What is asked: Quote all of the data exactly as given. Skip every picture it contains.

---------- Dataset entries ----------

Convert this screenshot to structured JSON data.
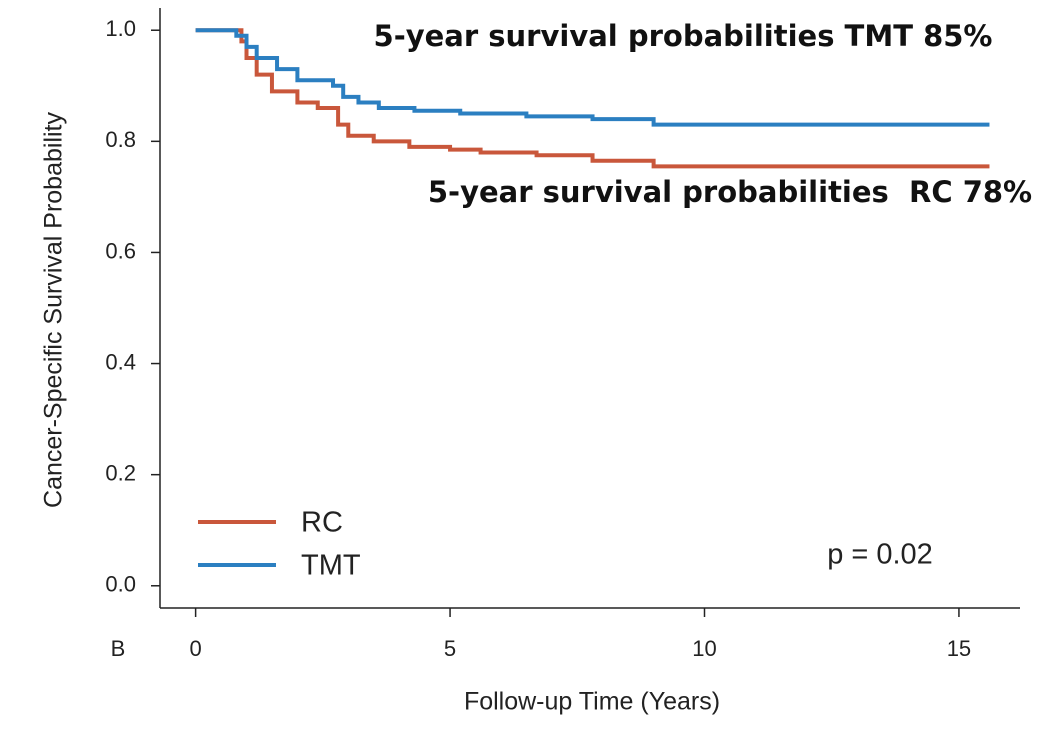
{
  "chart_data": {
    "type": "step",
    "x_label": "Follow-up Time (Years)",
    "y_label": "Cancer-Specific Survival Probability",
    "annotations": [
      "5-year survival probabilities TMT 85%",
      "5-year survival probabilities  RC 78%",
      "p = 0.02",
      "B"
    ],
    "xlim": [
      -0.7,
      16.2
    ],
    "xticks": [
      0,
      5,
      10,
      15
    ],
    "ylim": [
      -0.04,
      1.04
    ],
    "yticks": [
      {
        "value": 0,
        "label": "0.0"
      },
      0.2,
      0.4,
      0.6,
      0.8,
      {
        "value": 1,
        "label": "1.0"
      }
    ],
    "legend": "lower left",
    "series": [
      {
        "name": "RC",
        "color": "#c9573b",
        "x": [
          0,
          0.9,
          1.0,
          1.2,
          1.5,
          2.0,
          2.4,
          2.8,
          3.0,
          3.5,
          4.2,
          5.0,
          5.6,
          6.7,
          7.8,
          9.0,
          15.6
        ],
        "values": [
          1.0,
          0.98,
          0.95,
          0.92,
          0.89,
          0.87,
          0.86,
          0.83,
          0.81,
          0.8,
          0.79,
          0.785,
          0.78,
          0.775,
          0.765,
          0.755,
          0.755
        ]
      },
      {
        "name": "TMT",
        "color": "#2b7fc1",
        "x": [
          0,
          0.8,
          1.0,
          1.2,
          1.6,
          2.0,
          2.7,
          2.9,
          3.2,
          3.6,
          4.3,
          5.2,
          6.5,
          7.8,
          9.0,
          15.6
        ],
        "values": [
          1.0,
          0.99,
          0.97,
          0.95,
          0.93,
          0.91,
          0.9,
          0.88,
          0.87,
          0.86,
          0.855,
          0.85,
          0.845,
          0.84,
          0.83,
          0.83
        ]
      }
    ]
  }
}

----------

Answer to this exercise:
Convert this screenshot to structured JSON data.
{
  "chart_data": {
    "type": "step",
    "x_label": "Follow-up Time (Years)",
    "y_label": "Cancer-Specific Survival Probability",
    "annotations": [
      "5-year survival probabilities TMT 85%",
      "5-year survival probabilities  RC 78%",
      "p = 0.02",
      "B"
    ],
    "xlim": [
      -0.7,
      16.2
    ],
    "xticks": [
      0,
      5,
      10,
      15
    ],
    "ylim": [
      -0.04,
      1.04
    ],
    "yticks": [
      {
        "value": 0,
        "label": "0.0"
      },
      0.2,
      0.4,
      0.6,
      0.8,
      {
        "value": 1,
        "label": "1.0"
      }
    ],
    "legend": "lower left",
    "series": [
      {
        "name": "RC",
        "color": "#c9573b",
        "x": [
          0,
          0.9,
          1.0,
          1.2,
          1.5,
          2.0,
          2.4,
          2.8,
          3.0,
          3.5,
          4.2,
          5.0,
          5.6,
          6.7,
          7.8,
          9.0,
          15.6
        ],
        "values": [
          1.0,
          0.98,
          0.95,
          0.92,
          0.89,
          0.87,
          0.86,
          0.83,
          0.81,
          0.8,
          0.79,
          0.785,
          0.78,
          0.775,
          0.765,
          0.755,
          0.755
        ]
      },
      {
        "name": "TMT",
        "color": "#2b7fc1",
        "x": [
          0,
          0.8,
          1.0,
          1.2,
          1.6,
          2.0,
          2.7,
          2.9,
          3.2,
          3.6,
          4.3,
          5.2,
          6.5,
          7.8,
          9.0,
          15.6
        ],
        "values": [
          1.0,
          0.99,
          0.97,
          0.95,
          0.93,
          0.91,
          0.9,
          0.88,
          0.87,
          0.86,
          0.855,
          0.85,
          0.845,
          0.84,
          0.83,
          0.83
        ]
      }
    ]
  }
}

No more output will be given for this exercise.